* **Exercise directions**: The answer is a single number: how many lines hold the string "округам".

──────── Excerpted data

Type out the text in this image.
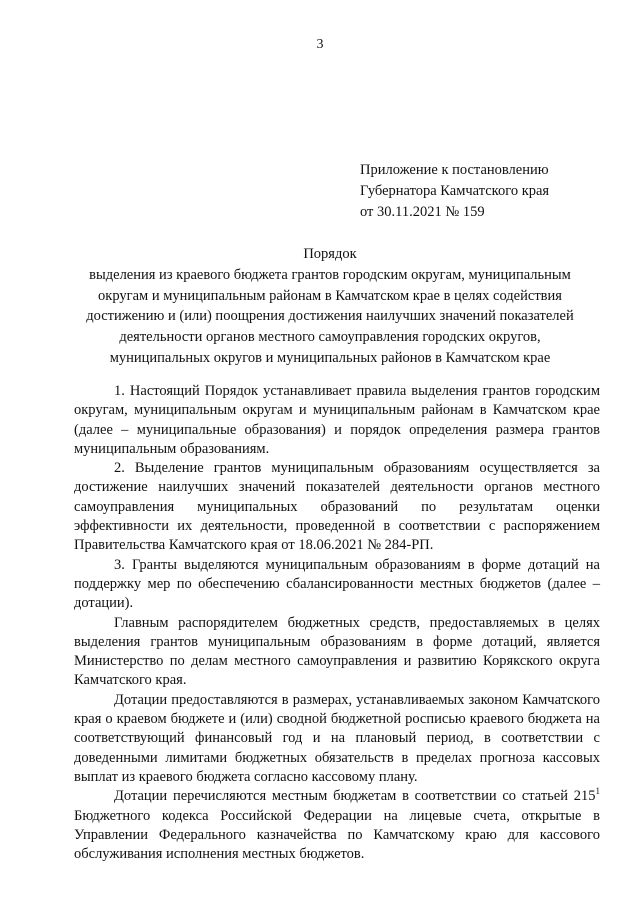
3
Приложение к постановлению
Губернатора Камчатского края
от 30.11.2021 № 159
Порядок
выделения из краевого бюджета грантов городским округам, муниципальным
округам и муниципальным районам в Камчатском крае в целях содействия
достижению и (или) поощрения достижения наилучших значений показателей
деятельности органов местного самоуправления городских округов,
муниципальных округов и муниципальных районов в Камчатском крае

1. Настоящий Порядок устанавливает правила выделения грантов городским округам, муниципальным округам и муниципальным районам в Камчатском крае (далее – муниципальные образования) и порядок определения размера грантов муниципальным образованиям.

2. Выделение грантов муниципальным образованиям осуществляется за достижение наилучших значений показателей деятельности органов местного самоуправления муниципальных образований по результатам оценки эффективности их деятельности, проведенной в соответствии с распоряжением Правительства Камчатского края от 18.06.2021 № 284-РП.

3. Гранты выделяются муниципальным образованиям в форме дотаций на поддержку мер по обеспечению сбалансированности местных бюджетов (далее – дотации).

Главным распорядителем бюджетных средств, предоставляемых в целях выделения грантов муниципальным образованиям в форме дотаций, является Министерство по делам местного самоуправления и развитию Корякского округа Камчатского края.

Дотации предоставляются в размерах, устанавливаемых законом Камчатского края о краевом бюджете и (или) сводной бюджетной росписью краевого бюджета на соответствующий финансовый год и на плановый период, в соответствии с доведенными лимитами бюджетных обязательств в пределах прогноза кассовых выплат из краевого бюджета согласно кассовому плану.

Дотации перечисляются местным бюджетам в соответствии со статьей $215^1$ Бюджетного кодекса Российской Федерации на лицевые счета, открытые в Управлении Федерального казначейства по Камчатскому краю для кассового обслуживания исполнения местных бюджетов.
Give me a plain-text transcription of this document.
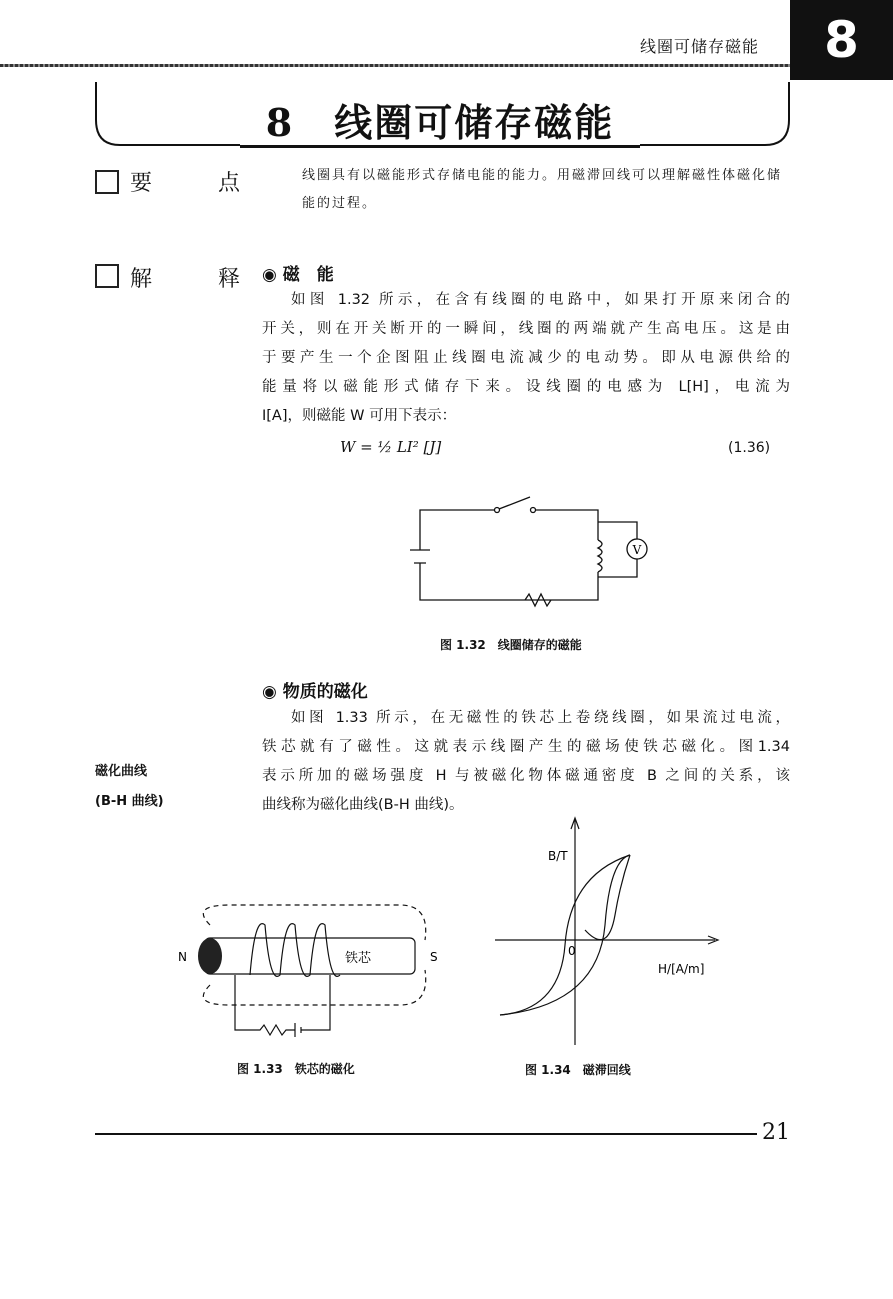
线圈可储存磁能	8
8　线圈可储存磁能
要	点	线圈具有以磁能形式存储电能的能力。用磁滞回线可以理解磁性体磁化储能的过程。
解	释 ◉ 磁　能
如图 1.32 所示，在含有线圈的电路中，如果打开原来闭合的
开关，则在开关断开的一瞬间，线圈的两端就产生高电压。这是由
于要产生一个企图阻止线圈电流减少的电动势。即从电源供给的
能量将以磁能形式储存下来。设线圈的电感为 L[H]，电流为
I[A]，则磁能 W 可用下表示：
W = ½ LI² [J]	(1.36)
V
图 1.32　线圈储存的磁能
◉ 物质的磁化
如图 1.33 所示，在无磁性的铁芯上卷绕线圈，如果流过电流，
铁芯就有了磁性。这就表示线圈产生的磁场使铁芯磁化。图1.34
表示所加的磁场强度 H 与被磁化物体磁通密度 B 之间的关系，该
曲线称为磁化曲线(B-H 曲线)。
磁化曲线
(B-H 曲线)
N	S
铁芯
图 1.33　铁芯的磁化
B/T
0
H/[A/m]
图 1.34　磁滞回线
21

────────────────

* **Final result**: 3